Exercise task: Every record should be repeated exactly, except that pictures are left out.

Dataset rows:
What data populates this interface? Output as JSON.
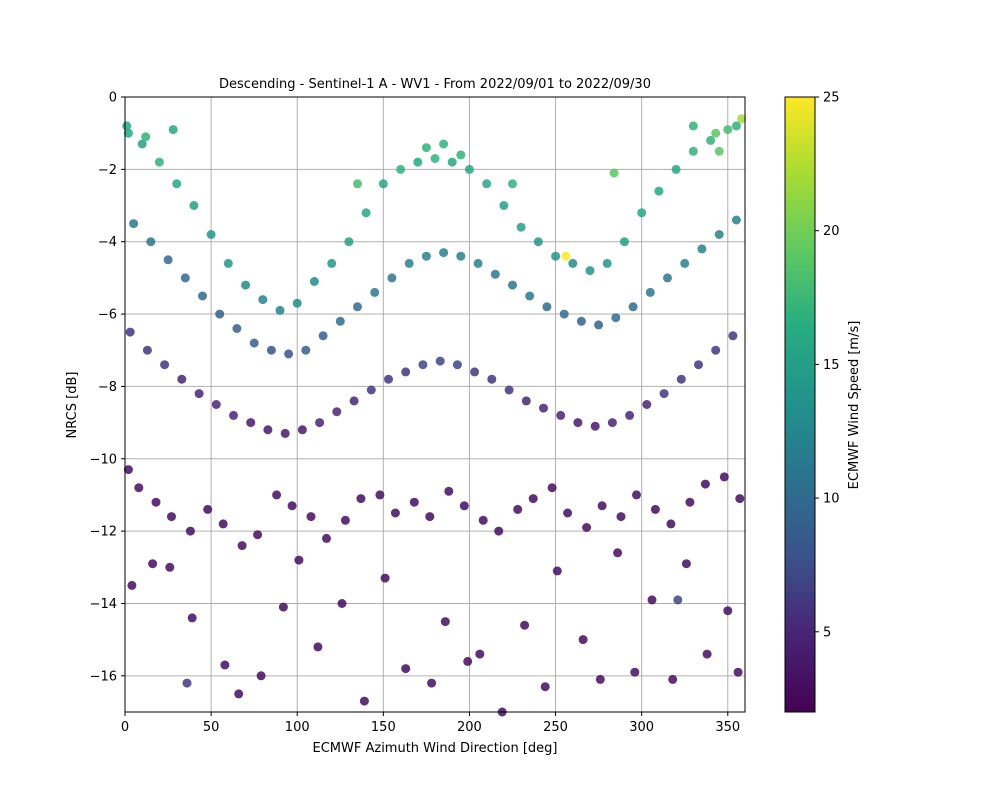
{
  "chart_data": {
    "type": "scatter",
    "title": "Descending - Sentinel-1 A - WV1 - From 2022/09/01 to 2022/09/30",
    "xlabel": "ECMWF Azimuth Wind Direction [deg]",
    "ylabel": "NRCS [dB]",
    "xlim": [
      0,
      360
    ],
    "ylim": [
      -17,
      0
    ],
    "xticks": [
      0,
      50,
      100,
      150,
      200,
      250,
      300,
      350
    ],
    "yticks": [
      0,
      -2,
      -4,
      -6,
      -8,
      -10,
      -12,
      -14,
      -16
    ],
    "grid": true,
    "colormap": "viridis",
    "colorbar": {
      "label": "ECMWF Wind Speed [m/s]",
      "range": [
        2,
        25
      ],
      "ticks": [
        5,
        10,
        15,
        20,
        25
      ]
    },
    "series": [
      {
        "x": [
          2,
          10,
          20,
          30,
          40,
          50,
          60,
          70,
          80,
          90,
          100,
          110,
          120,
          130,
          140,
          150,
          160,
          170,
          180,
          190,
          200,
          210,
          220,
          230,
          240,
          250,
          260,
          270,
          280,
          290,
          300,
          310,
          320,
          330,
          340,
          350,
          358,
          1,
          12,
          28,
          175,
          185,
          195,
          343,
          355,
          256,
          284,
          135,
          225,
          330,
          345
        ],
        "y": [
          -1.0,
          -1.3,
          -1.8,
          -2.4,
          -3.0,
          -3.8,
          -4.6,
          -5.2,
          -5.6,
          -5.9,
          -5.7,
          -5.1,
          -4.6,
          -4.0,
          -3.2,
          -2.4,
          -2.0,
          -1.8,
          -1.7,
          -1.8,
          -2.0,
          -2.4,
          -3.0,
          -3.6,
          -4.0,
          -4.4,
          -4.6,
          -4.8,
          -4.6,
          -4.0,
          -3.2,
          -2.6,
          -2.0,
          -1.5,
          -1.2,
          -0.9,
          -0.6,
          -0.8,
          -1.1,
          -0.9,
          -1.4,
          -1.3,
          -1.6,
          -1.0,
          -0.8,
          -4.4,
          -2.1,
          -2.4,
          -2.4,
          -0.8,
          -1.5
        ],
        "speed": [
          16,
          15,
          17,
          16,
          15,
          14,
          14,
          13,
          12,
          12,
          13,
          13,
          14,
          15,
          16,
          16,
          17,
          16,
          17,
          16,
          16,
          16,
          15,
          15,
          14,
          14,
          13,
          14,
          14,
          15,
          16,
          16,
          16,
          17,
          17,
          18,
          22,
          16,
          17,
          16,
          17,
          17,
          17,
          19,
          17,
          25,
          19,
          18,
          17,
          17,
          19
        ]
      },
      {
        "x": [
          5,
          15,
          25,
          35,
          45,
          55,
          65,
          75,
          85,
          95,
          105,
          115,
          125,
          135,
          145,
          155,
          165,
          175,
          185,
          195,
          205,
          215,
          225,
          235,
          245,
          255,
          265,
          275,
          285,
          295,
          305,
          315,
          325,
          335,
          345,
          355
        ],
        "y": [
          -3.5,
          -4.0,
          -4.5,
          -5.0,
          -5.5,
          -6.0,
          -6.4,
          -6.8,
          -7.0,
          -7.1,
          -7.0,
          -6.6,
          -6.2,
          -5.8,
          -5.4,
          -5.0,
          -4.6,
          -4.4,
          -4.3,
          -4.4,
          -4.6,
          -4.9,
          -5.2,
          -5.5,
          -5.8,
          -6.0,
          -6.2,
          -6.3,
          -6.1,
          -5.8,
          -5.4,
          -5.0,
          -4.6,
          -4.2,
          -3.8,
          -3.4
        ],
        "speed": [
          11,
          11,
          10,
          10,
          10,
          9,
          9,
          9,
          8,
          8,
          9,
          9,
          10,
          10,
          11,
          11,
          12,
          12,
          12,
          12,
          12,
          11,
          11,
          11,
          10,
          10,
          9,
          9,
          10,
          10,
          11,
          11,
          12,
          12,
          12,
          12
        ]
      },
      {
        "x": [
          3,
          13,
          23,
          33,
          43,
          53,
          63,
          73,
          83,
          93,
          103,
          113,
          123,
          133,
          143,
          153,
          163,
          173,
          183,
          193,
          203,
          213,
          223,
          233,
          243,
          253,
          263,
          273,
          283,
          293,
          303,
          313,
          323,
          333,
          343,
          353
        ],
        "y": [
          -6.5,
          -7.0,
          -7.4,
          -7.8,
          -8.2,
          -8.5,
          -8.8,
          -9.0,
          -9.2,
          -9.3,
          -9.2,
          -9.0,
          -8.7,
          -8.4,
          -8.1,
          -7.8,
          -7.6,
          -7.4,
          -7.3,
          -7.4,
          -7.6,
          -7.8,
          -8.1,
          -8.4,
          -8.6,
          -8.8,
          -9.0,
          -9.1,
          -9.0,
          -8.8,
          -8.5,
          -8.2,
          -7.8,
          -7.4,
          -7.0,
          -6.6
        ],
        "speed": [
          6,
          6,
          6,
          5,
          5,
          5,
          5,
          4,
          4,
          4,
          4,
          5,
          5,
          5,
          6,
          6,
          6,
          7,
          7,
          7,
          6,
          6,
          6,
          5,
          5,
          5,
          4,
          4,
          5,
          5,
          5,
          6,
          6,
          6,
          6,
          6
        ]
      },
      {
        "x": [
          2,
          8,
          18,
          27,
          38,
          48,
          57,
          68,
          77,
          88,
          97,
          108,
          117,
          128,
          137,
          148,
          157,
          168,
          177,
          188,
          197,
          208,
          217,
          228,
          237,
          248,
          257,
          268,
          277,
          288,
          297,
          308,
          317,
          328,
          337,
          348,
          357
        ],
        "y": [
          -10.3,
          -10.8,
          -11.2,
          -11.6,
          -12.0,
          -11.4,
          -11.8,
          -12.4,
          -12.1,
          -11.0,
          -11.3,
          -11.6,
          -12.2,
          -11.7,
          -11.1,
          -11.0,
          -11.5,
          -11.2,
          -11.6,
          -10.9,
          -11.3,
          -11.7,
          -12.0,
          -11.4,
          -11.1,
          -10.8,
          -11.5,
          -11.9,
          -11.3,
          -11.6,
          -11.0,
          -11.4,
          -11.8,
          -11.2,
          -10.7,
          -10.5,
          -11.1
        ],
        "speed": [
          3,
          3,
          3,
          3,
          3,
          3,
          3,
          3,
          3,
          3,
          3,
          3,
          3,
          3,
          3,
          3,
          3,
          3,
          3,
          3,
          3,
          3,
          3,
          3,
          3,
          3,
          3,
          3,
          3,
          3,
          3,
          3,
          3,
          3,
          3,
          3,
          3
        ]
      },
      {
        "x": [
          4,
          16,
          26,
          39,
          58,
          66,
          79,
          92,
          101,
          112,
          126,
          139,
          151,
          163,
          178,
          186,
          199,
          206,
          219,
          232,
          244,
          251,
          266,
          276,
          286,
          296,
          306,
          318,
          326,
          338,
          350,
          356,
          36,
          321
        ],
        "y": [
          -13.5,
          -12.9,
          -13.0,
          -14.4,
          -15.7,
          -16.5,
          -16.0,
          -14.1,
          -12.8,
          -15.2,
          -14.0,
          -16.7,
          -13.3,
          -15.8,
          -16.2,
          -14.5,
          -15.6,
          -15.4,
          -17.0,
          -14.6,
          -16.3,
          -13.1,
          -15.0,
          -16.1,
          -12.6,
          -15.9,
          -13.9,
          -16.1,
          -12.9,
          -15.4,
          -14.2,
          -15.9,
          -16.2,
          -13.9
        ],
        "speed": [
          3,
          3,
          3,
          3,
          3,
          3,
          3,
          3,
          3,
          3,
          3,
          3,
          3,
          3,
          3,
          3,
          3,
          3,
          3,
          3,
          3,
          3,
          3,
          3,
          3,
          3,
          3,
          3,
          3,
          3,
          3,
          3,
          6,
          7
        ]
      }
    ]
  }
}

Full output:
What data populates this interface? Output as JSON.
{
  "chart_data": {
    "type": "scatter",
    "title": "Descending - Sentinel-1 A - WV1 - From 2022/09/01 to 2022/09/30",
    "xlabel": "ECMWF Azimuth Wind Direction [deg]",
    "ylabel": "NRCS [dB]",
    "xlim": [
      0,
      360
    ],
    "ylim": [
      -17,
      0
    ],
    "xticks": [
      0,
      50,
      100,
      150,
      200,
      250,
      300,
      350
    ],
    "yticks": [
      0,
      -2,
      -4,
      -6,
      -8,
      -10,
      -12,
      -14,
      -16
    ],
    "grid": true,
    "colormap": "viridis",
    "colorbar": {
      "label": "ECMWF Wind Speed [m/s]",
      "range": [
        2,
        25
      ],
      "ticks": [
        5,
        10,
        15,
        20,
        25
      ]
    },
    "series": [
      {
        "x": [
          2,
          10,
          20,
          30,
          40,
          50,
          60,
          70,
          80,
          90,
          100,
          110,
          120,
          130,
          140,
          150,
          160,
          170,
          180,
          190,
          200,
          210,
          220,
          230,
          240,
          250,
          260,
          270,
          280,
          290,
          300,
          310,
          320,
          330,
          340,
          350,
          358,
          1,
          12,
          28,
          175,
          185,
          195,
          343,
          355,
          256,
          284,
          135,
          225,
          330,
          345
        ],
        "y": [
          -1.0,
          -1.3,
          -1.8,
          -2.4,
          -3.0,
          -3.8,
          -4.6,
          -5.2,
          -5.6,
          -5.9,
          -5.7,
          -5.1,
          -4.6,
          -4.0,
          -3.2,
          -2.4,
          -2.0,
          -1.8,
          -1.7,
          -1.8,
          -2.0,
          -2.4,
          -3.0,
          -3.6,
          -4.0,
          -4.4,
          -4.6,
          -4.8,
          -4.6,
          -4.0,
          -3.2,
          -2.6,
          -2.0,
          -1.5,
          -1.2,
          -0.9,
          -0.6,
          -0.8,
          -1.1,
          -0.9,
          -1.4,
          -1.3,
          -1.6,
          -1.0,
          -0.8,
          -4.4,
          -2.1,
          -2.4,
          -2.4,
          -0.8,
          -1.5
        ],
        "speed": [
          16,
          15,
          17,
          16,
          15,
          14,
          14,
          13,
          12,
          12,
          13,
          13,
          14,
          15,
          16,
          16,
          17,
          16,
          17,
          16,
          16,
          16,
          15,
          15,
          14,
          14,
          13,
          14,
          14,
          15,
          16,
          16,
          16,
          17,
          17,
          18,
          22,
          16,
          17,
          16,
          17,
          17,
          17,
          19,
          17,
          25,
          19,
          18,
          17,
          17,
          19
        ]
      },
      {
        "x": [
          5,
          15,
          25,
          35,
          45,
          55,
          65,
          75,
          85,
          95,
          105,
          115,
          125,
          135,
          145,
          155,
          165,
          175,
          185,
          195,
          205,
          215,
          225,
          235,
          245,
          255,
          265,
          275,
          285,
          295,
          305,
          315,
          325,
          335,
          345,
          355
        ],
        "y": [
          -3.5,
          -4.0,
          -4.5,
          -5.0,
          -5.5,
          -6.0,
          -6.4,
          -6.8,
          -7.0,
          -7.1,
          -7.0,
          -6.6,
          -6.2,
          -5.8,
          -5.4,
          -5.0,
          -4.6,
          -4.4,
          -4.3,
          -4.4,
          -4.6,
          -4.9,
          -5.2,
          -5.5,
          -5.8,
          -6.0,
          -6.2,
          -6.3,
          -6.1,
          -5.8,
          -5.4,
          -5.0,
          -4.6,
          -4.2,
          -3.8,
          -3.4
        ],
        "speed": [
          11,
          11,
          10,
          10,
          10,
          9,
          9,
          9,
          8,
          8,
          9,
          9,
          10,
          10,
          11,
          11,
          12,
          12,
          12,
          12,
          12,
          11,
          11,
          11,
          10,
          10,
          9,
          9,
          10,
          10,
          11,
          11,
          12,
          12,
          12,
          12
        ]
      },
      {
        "x": [
          3,
          13,
          23,
          33,
          43,
          53,
          63,
          73,
          83,
          93,
          103,
          113,
          123,
          133,
          143,
          153,
          163,
          173,
          183,
          193,
          203,
          213,
          223,
          233,
          243,
          253,
          263,
          273,
          283,
          293,
          303,
          313,
          323,
          333,
          343,
          353
        ],
        "y": [
          -6.5,
          -7.0,
          -7.4,
          -7.8,
          -8.2,
          -8.5,
          -8.8,
          -9.0,
          -9.2,
          -9.3,
          -9.2,
          -9.0,
          -8.7,
          -8.4,
          -8.1,
          -7.8,
          -7.6,
          -7.4,
          -7.3,
          -7.4,
          -7.6,
          -7.8,
          -8.1,
          -8.4,
          -8.6,
          -8.8,
          -9.0,
          -9.1,
          -9.0,
          -8.8,
          -8.5,
          -8.2,
          -7.8,
          -7.4,
          -7.0,
          -6.6
        ],
        "speed": [
          6,
          6,
          6,
          5,
          5,
          5,
          5,
          4,
          4,
          4,
          4,
          5,
          5,
          5,
          6,
          6,
          6,
          7,
          7,
          7,
          6,
          6,
          6,
          5,
          5,
          5,
          4,
          4,
          5,
          5,
          5,
          6,
          6,
          6,
          6,
          6
        ]
      },
      {
        "x": [
          2,
          8,
          18,
          27,
          38,
          48,
          57,
          68,
          77,
          88,
          97,
          108,
          117,
          128,
          137,
          148,
          157,
          168,
          177,
          188,
          197,
          208,
          217,
          228,
          237,
          248,
          257,
          268,
          277,
          288,
          297,
          308,
          317,
          328,
          337,
          348,
          357
        ],
        "y": [
          -10.3,
          -10.8,
          -11.2,
          -11.6,
          -12.0,
          -11.4,
          -11.8,
          -12.4,
          -12.1,
          -11.0,
          -11.3,
          -11.6,
          -12.2,
          -11.7,
          -11.1,
          -11.0,
          -11.5,
          -11.2,
          -11.6,
          -10.9,
          -11.3,
          -11.7,
          -12.0,
          -11.4,
          -11.1,
          -10.8,
          -11.5,
          -11.9,
          -11.3,
          -11.6,
          -11.0,
          -11.4,
          -11.8,
          -11.2,
          -10.7,
          -10.5,
          -11.1
        ],
        "speed": [
          3,
          3,
          3,
          3,
          3,
          3,
          3,
          3,
          3,
          3,
          3,
          3,
          3,
          3,
          3,
          3,
          3,
          3,
          3,
          3,
          3,
          3,
          3,
          3,
          3,
          3,
          3,
          3,
          3,
          3,
          3,
          3,
          3,
          3,
          3,
          3,
          3
        ]
      },
      {
        "x": [
          4,
          16,
          26,
          39,
          58,
          66,
          79,
          92,
          101,
          112,
          126,
          139,
          151,
          163,
          178,
          186,
          199,
          206,
          219,
          232,
          244,
          251,
          266,
          276,
          286,
          296,
          306,
          318,
          326,
          338,
          350,
          356,
          36,
          321
        ],
        "y": [
          -13.5,
          -12.9,
          -13.0,
          -14.4,
          -15.7,
          -16.5,
          -16.0,
          -14.1,
          -12.8,
          -15.2,
          -14.0,
          -16.7,
          -13.3,
          -15.8,
          -16.2,
          -14.5,
          -15.6,
          -15.4,
          -17.0,
          -14.6,
          -16.3,
          -13.1,
          -15.0,
          -16.1,
          -12.6,
          -15.9,
          -13.9,
          -16.1,
          -12.9,
          -15.4,
          -14.2,
          -15.9,
          -16.2,
          -13.9
        ],
        "speed": [
          3,
          3,
          3,
          3,
          3,
          3,
          3,
          3,
          3,
          3,
          3,
          3,
          3,
          3,
          3,
          3,
          3,
          3,
          3,
          3,
          3,
          3,
          3,
          3,
          3,
          3,
          3,
          3,
          3,
          3,
          3,
          3,
          6,
          7
        ]
      }
    ]
  }
}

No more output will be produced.